*The problem:*
Copy every entry exactly as given, minus the images.

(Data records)
* * * * * * * * *

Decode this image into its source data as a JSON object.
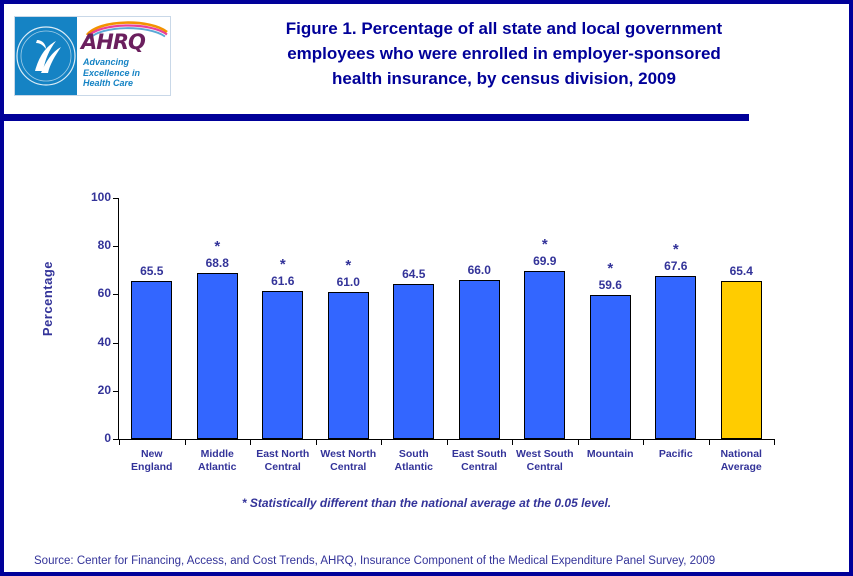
{
  "header": {
    "title": "Figure 1. Percentage of all state and local government employees who were enrolled in employer-sponsored health insurance, by census division, 2009",
    "title_line1": "Figure 1. Percentage of all state and local government",
    "title_line2": "employees who were enrolled in employer-sponsored",
    "title_line3": "health insurance, by census division, 2009",
    "logo": {
      "agency_acronym": "AHRQ",
      "tagline_line1": "Advancing",
      "tagline_line2": "Excellence in",
      "tagline_line3": "Health Care",
      "seal_name": "hhs-seal-icon"
    }
  },
  "footnote": "* Statistically different than the national average at the 0.05 level.",
  "source": "Source: Center for Financing, Access, and Cost Trends, AHRQ, Insurance Component of the Medical Expenditure Panel Survey, 2009",
  "colors": {
    "border": "#000099",
    "title_text": "#000099",
    "chart_text": "#333399",
    "bar_blue": "#3366FF",
    "bar_gold": "#FFCC00",
    "bar_outline": "#000000"
  },
  "chart_data": {
    "type": "bar",
    "title": "Figure 1. Percentage of all state and local government employees who were enrolled in employer-sponsored health insurance, by census division, 2009",
    "xlabel": "",
    "ylabel": "Percentage",
    "ylim": [
      0,
      100
    ],
    "yticks": [
      0,
      20,
      40,
      60,
      80,
      100
    ],
    "ytick_labels": [
      "0",
      "20",
      "40",
      "60",
      "80",
      "100"
    ],
    "grid": false,
    "legend": null,
    "categories": [
      "New England",
      "Middle Atlantic",
      "East North Central",
      "West North Central",
      "South Atlantic",
      "East South Central",
      "West South Central",
      "Mountain",
      "Pacific",
      "National Average"
    ],
    "category_lines": [
      [
        "New",
        "England"
      ],
      [
        "Middle",
        "Atlantic"
      ],
      [
        "East North",
        "Central"
      ],
      [
        "West North",
        "Central"
      ],
      [
        "South",
        "Atlantic"
      ],
      [
        "East South",
        "Central"
      ],
      [
        "West South",
        "Central"
      ],
      [
        "Mountain",
        ""
      ],
      [
        "Pacific",
        ""
      ],
      [
        "National",
        "Average"
      ]
    ],
    "values": [
      65.5,
      68.8,
      61.6,
      61.0,
      64.5,
      66.0,
      69.9,
      59.6,
      67.6,
      65.4
    ],
    "value_labels": [
      "65.5",
      "68.8",
      "61.6",
      "61.0",
      "64.5",
      "66.0",
      "69.9",
      "59.6",
      "67.6",
      "65.4"
    ],
    "significance_marked": [
      false,
      true,
      true,
      true,
      false,
      false,
      true,
      true,
      true,
      false
    ],
    "significance_symbol": "*",
    "bar_colors": [
      "#3366FF",
      "#3366FF",
      "#3366FF",
      "#3366FF",
      "#3366FF",
      "#3366FF",
      "#3366FF",
      "#3366FF",
      "#3366FF",
      "#FFCC00"
    ],
    "annotation": "* Statistically different than the national average at the 0.05 level."
  }
}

* * * * * * * * *

*Finished answer:*
Decode this image into its source data as a JSON object.
{
  "header": {
    "title": "Figure 1. Percentage of all state and local government employees who were enrolled in employer-sponsored health insurance, by census division, 2009",
    "title_line1": "Figure 1. Percentage of all state and local government",
    "title_line2": "employees who were enrolled in employer-sponsored",
    "title_line3": "health insurance, by census division, 2009",
    "logo": {
      "agency_acronym": "AHRQ",
      "tagline_line1": "Advancing",
      "tagline_line2": "Excellence in",
      "tagline_line3": "Health Care",
      "seal_name": "hhs-seal-icon"
    }
  },
  "footnote": "* Statistically different than the national average at the 0.05 level.",
  "source": "Source: Center for Financing, Access, and Cost Trends, AHRQ, Insurance Component of the Medical Expenditure Panel Survey, 2009",
  "colors": {
    "border": "#000099",
    "title_text": "#000099",
    "chart_text": "#333399",
    "bar_blue": "#3366FF",
    "bar_gold": "#FFCC00",
    "bar_outline": "#000000"
  },
  "chart_data": {
    "type": "bar",
    "title": "Figure 1. Percentage of all state and local government employees who were enrolled in employer-sponsored health insurance, by census division, 2009",
    "xlabel": "",
    "ylabel": "Percentage",
    "ylim": [
      0,
      100
    ],
    "yticks": [
      0,
      20,
      40,
      60,
      80,
      100
    ],
    "ytick_labels": [
      "0",
      "20",
      "40",
      "60",
      "80",
      "100"
    ],
    "grid": false,
    "legend": null,
    "categories": [
      "New England",
      "Middle Atlantic",
      "East North Central",
      "West North Central",
      "South Atlantic",
      "East South Central",
      "West South Central",
      "Mountain",
      "Pacific",
      "National Average"
    ],
    "category_lines": [
      [
        "New",
        "England"
      ],
      [
        "Middle",
        "Atlantic"
      ],
      [
        "East North",
        "Central"
      ],
      [
        "West North",
        "Central"
      ],
      [
        "South",
        "Atlantic"
      ],
      [
        "East South",
        "Central"
      ],
      [
        "West South",
        "Central"
      ],
      [
        "Mountain",
        ""
      ],
      [
        "Pacific",
        ""
      ],
      [
        "National",
        "Average"
      ]
    ],
    "values": [
      65.5,
      68.8,
      61.6,
      61.0,
      64.5,
      66.0,
      69.9,
      59.6,
      67.6,
      65.4
    ],
    "value_labels": [
      "65.5",
      "68.8",
      "61.6",
      "61.0",
      "64.5",
      "66.0",
      "69.9",
      "59.6",
      "67.6",
      "65.4"
    ],
    "significance_marked": [
      false,
      true,
      true,
      true,
      false,
      false,
      true,
      true,
      true,
      false
    ],
    "significance_symbol": "*",
    "bar_colors": [
      "#3366FF",
      "#3366FF",
      "#3366FF",
      "#3366FF",
      "#3366FF",
      "#3366FF",
      "#3366FF",
      "#3366FF",
      "#3366FF",
      "#FFCC00"
    ],
    "annotation": "* Statistically different than the national average at the 0.05 level."
  }
}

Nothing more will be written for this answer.